### Provided records
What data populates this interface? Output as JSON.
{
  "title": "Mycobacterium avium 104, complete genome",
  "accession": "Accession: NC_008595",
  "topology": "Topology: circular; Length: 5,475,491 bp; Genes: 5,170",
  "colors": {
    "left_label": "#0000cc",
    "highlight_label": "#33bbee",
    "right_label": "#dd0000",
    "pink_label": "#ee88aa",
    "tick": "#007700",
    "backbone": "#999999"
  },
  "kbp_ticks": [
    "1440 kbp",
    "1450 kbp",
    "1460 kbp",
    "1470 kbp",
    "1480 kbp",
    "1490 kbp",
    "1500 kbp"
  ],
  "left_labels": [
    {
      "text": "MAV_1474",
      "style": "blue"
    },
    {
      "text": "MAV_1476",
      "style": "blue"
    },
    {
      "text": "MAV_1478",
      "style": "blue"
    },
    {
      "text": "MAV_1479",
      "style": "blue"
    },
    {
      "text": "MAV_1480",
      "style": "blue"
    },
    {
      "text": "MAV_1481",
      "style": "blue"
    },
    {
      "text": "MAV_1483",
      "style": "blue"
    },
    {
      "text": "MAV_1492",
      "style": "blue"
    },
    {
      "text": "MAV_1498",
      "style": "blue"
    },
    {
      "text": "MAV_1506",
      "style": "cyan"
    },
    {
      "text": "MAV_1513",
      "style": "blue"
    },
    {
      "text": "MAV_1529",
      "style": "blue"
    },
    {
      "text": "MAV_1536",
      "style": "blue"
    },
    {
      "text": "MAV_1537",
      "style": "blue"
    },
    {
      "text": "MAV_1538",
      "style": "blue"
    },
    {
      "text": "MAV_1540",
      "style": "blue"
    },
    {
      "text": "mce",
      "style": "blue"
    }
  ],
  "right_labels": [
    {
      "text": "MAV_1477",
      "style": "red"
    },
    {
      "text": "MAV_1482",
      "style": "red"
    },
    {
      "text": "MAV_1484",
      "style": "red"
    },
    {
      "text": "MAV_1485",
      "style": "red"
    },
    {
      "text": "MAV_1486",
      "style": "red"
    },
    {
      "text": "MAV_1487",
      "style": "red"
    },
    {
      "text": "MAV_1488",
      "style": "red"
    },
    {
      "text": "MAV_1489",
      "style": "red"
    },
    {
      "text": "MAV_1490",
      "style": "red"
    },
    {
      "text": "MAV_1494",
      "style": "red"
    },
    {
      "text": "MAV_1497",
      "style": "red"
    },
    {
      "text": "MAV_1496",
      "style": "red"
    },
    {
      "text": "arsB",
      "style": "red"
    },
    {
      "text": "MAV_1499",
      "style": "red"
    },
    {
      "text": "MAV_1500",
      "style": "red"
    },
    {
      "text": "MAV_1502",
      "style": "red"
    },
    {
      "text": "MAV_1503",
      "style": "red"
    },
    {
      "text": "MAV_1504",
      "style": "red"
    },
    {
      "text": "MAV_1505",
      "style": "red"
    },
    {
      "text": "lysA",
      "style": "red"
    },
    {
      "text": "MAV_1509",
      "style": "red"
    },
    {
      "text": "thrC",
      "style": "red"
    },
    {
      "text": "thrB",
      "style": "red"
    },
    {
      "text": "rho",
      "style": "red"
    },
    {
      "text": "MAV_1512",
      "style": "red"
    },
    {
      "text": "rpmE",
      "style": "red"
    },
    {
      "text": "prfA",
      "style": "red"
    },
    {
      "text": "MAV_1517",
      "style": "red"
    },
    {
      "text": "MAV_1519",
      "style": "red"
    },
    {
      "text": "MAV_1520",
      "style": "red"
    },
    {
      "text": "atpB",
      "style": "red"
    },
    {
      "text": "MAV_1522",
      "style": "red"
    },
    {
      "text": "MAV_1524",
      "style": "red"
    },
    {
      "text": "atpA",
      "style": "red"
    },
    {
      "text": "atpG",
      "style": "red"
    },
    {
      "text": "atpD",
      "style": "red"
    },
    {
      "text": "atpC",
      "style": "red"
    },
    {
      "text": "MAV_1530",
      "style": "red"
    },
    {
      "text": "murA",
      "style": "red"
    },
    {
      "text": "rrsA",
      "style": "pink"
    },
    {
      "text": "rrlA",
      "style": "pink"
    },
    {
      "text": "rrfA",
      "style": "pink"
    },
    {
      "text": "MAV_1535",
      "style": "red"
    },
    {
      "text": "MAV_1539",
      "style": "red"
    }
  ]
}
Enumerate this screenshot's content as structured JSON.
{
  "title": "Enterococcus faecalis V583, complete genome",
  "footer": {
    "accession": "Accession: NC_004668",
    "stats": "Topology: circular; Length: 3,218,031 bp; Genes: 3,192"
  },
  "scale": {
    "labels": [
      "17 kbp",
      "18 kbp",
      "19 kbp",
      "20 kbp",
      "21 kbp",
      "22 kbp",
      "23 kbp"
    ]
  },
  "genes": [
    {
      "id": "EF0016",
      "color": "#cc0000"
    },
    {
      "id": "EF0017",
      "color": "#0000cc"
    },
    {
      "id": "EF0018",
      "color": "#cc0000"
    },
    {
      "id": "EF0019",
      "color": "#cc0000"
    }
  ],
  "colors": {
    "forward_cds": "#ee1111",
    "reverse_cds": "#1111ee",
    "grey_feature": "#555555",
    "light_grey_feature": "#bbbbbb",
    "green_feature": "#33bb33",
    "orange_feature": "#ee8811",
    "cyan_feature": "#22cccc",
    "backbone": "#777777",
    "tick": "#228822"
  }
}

### About this exercise
What is needed is a count of the lines in the data that contain the word "title"; please give it and no other words.

### Solution for this problem
2